# Records from a data collection
----

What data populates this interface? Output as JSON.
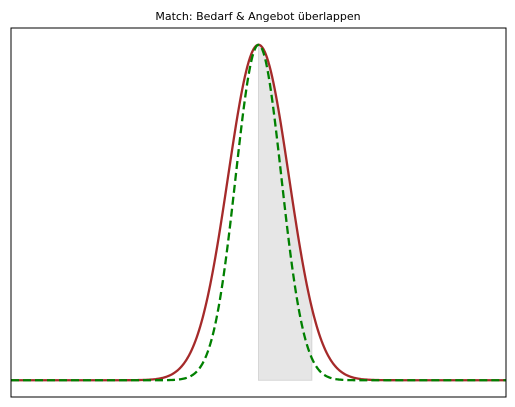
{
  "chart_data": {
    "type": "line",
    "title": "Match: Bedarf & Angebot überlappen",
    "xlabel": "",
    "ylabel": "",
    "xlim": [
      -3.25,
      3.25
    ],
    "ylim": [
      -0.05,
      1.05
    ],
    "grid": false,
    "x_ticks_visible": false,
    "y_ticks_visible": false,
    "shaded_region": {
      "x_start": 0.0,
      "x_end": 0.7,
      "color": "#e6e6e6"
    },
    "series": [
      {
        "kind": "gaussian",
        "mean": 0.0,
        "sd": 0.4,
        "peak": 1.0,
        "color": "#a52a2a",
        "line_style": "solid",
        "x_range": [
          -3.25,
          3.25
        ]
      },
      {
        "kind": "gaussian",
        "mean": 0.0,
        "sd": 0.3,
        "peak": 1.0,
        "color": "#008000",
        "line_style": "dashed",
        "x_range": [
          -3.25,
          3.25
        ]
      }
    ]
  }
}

----

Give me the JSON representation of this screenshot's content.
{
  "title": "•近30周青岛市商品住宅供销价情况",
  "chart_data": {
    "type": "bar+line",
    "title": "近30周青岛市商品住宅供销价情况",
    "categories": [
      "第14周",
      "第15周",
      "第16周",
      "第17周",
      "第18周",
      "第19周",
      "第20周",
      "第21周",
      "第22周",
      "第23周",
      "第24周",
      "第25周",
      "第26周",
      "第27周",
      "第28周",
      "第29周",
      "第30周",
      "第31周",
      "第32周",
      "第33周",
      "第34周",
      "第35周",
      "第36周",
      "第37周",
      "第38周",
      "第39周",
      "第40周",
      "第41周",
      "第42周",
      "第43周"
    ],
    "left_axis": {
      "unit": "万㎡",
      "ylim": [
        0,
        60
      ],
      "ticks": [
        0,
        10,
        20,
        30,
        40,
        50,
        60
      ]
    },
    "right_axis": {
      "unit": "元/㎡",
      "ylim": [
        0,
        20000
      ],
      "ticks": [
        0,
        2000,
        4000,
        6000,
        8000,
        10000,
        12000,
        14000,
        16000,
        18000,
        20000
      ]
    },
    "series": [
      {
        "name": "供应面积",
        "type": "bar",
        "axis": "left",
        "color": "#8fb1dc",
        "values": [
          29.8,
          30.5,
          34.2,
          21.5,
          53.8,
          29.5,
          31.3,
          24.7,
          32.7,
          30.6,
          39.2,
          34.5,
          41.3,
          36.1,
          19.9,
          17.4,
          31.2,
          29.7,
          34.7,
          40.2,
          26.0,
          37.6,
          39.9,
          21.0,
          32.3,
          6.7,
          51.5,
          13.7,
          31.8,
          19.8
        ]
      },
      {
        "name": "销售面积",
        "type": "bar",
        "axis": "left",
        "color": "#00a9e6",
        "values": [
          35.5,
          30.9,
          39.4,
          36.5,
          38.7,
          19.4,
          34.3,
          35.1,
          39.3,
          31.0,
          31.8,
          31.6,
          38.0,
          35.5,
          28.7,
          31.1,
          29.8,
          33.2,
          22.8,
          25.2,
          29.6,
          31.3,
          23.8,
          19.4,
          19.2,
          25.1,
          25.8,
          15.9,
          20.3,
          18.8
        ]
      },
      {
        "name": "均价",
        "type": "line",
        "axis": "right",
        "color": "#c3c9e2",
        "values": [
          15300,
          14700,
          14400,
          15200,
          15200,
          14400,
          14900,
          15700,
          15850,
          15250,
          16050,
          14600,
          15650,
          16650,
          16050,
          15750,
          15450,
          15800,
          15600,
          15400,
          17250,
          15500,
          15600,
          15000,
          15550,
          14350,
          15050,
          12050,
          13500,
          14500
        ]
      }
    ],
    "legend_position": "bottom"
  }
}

----

Select all lines with the word "false" from the entries above.

# TASK RESULT
    "grid": false,
    "x_ticks_visible": false,
    "y_ticks_visible": false,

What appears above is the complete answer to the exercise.